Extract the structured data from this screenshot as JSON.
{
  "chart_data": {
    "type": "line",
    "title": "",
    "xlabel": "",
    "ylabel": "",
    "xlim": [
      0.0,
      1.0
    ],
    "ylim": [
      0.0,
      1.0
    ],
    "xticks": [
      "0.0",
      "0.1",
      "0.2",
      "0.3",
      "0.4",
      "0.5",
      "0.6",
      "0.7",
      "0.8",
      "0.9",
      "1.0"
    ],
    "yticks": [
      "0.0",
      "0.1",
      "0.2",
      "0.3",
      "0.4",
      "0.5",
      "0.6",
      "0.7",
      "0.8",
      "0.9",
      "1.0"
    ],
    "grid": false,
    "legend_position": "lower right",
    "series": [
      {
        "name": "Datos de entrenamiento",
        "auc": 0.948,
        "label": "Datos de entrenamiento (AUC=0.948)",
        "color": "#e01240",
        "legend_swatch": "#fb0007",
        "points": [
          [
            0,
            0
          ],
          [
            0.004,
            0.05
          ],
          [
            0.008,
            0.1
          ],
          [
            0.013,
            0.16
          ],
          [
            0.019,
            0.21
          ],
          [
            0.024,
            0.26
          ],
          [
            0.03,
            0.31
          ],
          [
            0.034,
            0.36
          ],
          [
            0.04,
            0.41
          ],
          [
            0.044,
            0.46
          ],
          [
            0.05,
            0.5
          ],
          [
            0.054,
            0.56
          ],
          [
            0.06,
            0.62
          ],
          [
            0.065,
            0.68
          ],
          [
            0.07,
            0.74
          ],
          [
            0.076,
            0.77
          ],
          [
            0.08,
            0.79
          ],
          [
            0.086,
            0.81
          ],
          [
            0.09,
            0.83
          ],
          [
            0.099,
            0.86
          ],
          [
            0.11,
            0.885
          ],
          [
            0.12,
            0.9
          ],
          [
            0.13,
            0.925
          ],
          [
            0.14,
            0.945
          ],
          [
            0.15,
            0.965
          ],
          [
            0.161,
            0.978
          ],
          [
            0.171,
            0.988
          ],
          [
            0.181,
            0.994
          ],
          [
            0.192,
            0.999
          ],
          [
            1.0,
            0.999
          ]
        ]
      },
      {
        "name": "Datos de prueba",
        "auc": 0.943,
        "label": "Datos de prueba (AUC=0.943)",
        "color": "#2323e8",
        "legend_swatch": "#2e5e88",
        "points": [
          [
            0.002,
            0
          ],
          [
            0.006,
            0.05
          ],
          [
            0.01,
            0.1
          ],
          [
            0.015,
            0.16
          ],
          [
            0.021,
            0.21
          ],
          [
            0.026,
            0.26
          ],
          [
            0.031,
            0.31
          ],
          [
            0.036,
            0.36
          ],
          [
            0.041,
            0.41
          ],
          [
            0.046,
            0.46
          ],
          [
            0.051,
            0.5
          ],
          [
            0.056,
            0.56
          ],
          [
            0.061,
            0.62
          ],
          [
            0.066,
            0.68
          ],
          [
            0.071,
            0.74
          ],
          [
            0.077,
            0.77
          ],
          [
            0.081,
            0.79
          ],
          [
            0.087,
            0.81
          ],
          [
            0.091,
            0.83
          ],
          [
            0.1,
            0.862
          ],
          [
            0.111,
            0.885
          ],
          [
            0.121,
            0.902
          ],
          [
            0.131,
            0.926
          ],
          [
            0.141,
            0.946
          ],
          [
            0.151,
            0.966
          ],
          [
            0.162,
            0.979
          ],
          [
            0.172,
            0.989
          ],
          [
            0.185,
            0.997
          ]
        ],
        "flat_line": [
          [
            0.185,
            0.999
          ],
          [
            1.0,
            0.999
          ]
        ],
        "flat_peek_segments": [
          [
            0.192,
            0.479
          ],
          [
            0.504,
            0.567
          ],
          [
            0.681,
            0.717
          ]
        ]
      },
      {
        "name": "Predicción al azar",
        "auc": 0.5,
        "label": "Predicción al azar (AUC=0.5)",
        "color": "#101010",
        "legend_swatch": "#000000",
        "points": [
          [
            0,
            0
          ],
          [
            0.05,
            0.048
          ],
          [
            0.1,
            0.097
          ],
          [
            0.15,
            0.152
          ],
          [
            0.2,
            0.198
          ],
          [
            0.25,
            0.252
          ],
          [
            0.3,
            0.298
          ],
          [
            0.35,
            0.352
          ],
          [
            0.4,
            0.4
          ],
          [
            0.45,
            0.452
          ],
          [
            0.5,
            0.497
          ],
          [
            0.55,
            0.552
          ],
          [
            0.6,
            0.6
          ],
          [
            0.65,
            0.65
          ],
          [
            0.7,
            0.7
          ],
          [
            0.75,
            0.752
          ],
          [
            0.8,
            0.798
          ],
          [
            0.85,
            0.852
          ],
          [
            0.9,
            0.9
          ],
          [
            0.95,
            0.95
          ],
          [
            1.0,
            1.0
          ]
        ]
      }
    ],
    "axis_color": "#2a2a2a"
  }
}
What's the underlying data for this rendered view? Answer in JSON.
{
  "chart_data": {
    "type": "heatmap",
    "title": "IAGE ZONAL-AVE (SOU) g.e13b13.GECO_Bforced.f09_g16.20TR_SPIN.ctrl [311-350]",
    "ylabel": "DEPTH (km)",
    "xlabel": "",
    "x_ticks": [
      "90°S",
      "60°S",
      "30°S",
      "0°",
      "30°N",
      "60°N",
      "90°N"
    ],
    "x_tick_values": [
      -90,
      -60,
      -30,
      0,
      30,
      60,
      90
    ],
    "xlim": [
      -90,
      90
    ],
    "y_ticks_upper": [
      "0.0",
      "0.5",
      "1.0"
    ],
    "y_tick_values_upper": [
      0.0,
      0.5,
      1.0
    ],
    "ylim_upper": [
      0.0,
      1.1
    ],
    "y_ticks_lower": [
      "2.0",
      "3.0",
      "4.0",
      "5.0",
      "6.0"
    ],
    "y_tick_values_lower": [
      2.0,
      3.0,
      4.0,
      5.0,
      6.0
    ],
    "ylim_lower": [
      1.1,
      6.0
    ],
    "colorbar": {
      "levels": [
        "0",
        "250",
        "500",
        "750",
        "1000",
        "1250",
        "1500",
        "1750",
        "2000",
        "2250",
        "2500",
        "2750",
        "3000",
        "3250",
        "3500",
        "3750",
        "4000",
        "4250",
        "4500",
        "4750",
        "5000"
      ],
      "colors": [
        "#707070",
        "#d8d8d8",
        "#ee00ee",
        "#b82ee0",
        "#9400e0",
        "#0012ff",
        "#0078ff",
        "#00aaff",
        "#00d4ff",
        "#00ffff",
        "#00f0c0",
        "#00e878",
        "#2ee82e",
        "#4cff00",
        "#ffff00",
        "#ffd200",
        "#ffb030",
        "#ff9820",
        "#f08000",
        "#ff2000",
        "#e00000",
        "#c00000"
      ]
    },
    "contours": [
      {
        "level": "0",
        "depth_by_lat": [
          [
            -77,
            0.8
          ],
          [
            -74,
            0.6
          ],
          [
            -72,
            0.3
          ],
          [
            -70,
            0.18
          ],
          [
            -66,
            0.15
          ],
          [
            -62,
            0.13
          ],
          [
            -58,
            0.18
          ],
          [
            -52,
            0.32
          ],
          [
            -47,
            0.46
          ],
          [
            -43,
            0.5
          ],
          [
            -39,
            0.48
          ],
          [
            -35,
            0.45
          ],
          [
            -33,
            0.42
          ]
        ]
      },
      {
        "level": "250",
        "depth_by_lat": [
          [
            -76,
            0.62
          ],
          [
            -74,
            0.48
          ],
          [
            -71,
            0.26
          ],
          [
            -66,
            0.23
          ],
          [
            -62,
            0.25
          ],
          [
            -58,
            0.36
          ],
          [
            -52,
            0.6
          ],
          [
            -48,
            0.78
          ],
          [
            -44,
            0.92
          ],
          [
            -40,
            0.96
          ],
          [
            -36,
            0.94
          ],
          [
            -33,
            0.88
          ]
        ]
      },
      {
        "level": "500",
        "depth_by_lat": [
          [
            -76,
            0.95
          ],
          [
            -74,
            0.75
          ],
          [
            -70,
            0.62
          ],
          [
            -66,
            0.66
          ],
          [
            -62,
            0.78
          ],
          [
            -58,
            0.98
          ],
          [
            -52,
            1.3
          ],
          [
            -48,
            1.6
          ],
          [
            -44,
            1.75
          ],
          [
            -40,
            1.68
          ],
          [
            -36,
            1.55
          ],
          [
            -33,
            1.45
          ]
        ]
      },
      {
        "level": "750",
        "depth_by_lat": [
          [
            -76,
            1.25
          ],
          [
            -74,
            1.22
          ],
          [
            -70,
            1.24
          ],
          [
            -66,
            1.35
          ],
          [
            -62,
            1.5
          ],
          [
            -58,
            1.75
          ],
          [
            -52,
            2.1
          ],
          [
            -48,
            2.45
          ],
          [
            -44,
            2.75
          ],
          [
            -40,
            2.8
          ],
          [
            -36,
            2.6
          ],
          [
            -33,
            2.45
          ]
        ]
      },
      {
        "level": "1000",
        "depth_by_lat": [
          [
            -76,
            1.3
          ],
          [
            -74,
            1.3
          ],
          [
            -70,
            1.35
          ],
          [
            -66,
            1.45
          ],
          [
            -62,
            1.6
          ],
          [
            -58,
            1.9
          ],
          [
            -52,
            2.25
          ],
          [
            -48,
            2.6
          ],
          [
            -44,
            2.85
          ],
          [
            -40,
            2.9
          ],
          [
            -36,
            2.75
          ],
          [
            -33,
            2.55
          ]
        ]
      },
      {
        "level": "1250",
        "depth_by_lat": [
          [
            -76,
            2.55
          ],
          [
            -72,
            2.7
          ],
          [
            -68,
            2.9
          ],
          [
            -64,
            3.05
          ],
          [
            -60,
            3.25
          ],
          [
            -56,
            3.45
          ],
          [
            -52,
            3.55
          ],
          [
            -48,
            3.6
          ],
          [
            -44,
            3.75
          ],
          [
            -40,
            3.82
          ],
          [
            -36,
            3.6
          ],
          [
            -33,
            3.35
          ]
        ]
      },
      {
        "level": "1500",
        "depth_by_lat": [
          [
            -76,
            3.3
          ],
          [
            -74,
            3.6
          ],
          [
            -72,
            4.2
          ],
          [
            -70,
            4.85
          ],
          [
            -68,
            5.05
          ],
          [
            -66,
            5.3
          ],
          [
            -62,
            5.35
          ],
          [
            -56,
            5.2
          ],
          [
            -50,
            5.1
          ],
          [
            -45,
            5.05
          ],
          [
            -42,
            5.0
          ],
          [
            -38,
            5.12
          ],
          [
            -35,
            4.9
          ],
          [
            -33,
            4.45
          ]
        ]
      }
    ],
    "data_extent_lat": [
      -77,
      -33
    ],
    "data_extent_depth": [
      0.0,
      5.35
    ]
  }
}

==================================================

__WHAT TO DO__
Search the lines above for the string "prueba" and copy each line that has it.

__ANSWER BELOW__
        "name": "Datos de prueba",
        "label": "Datos de prueba (AUC=0.943)",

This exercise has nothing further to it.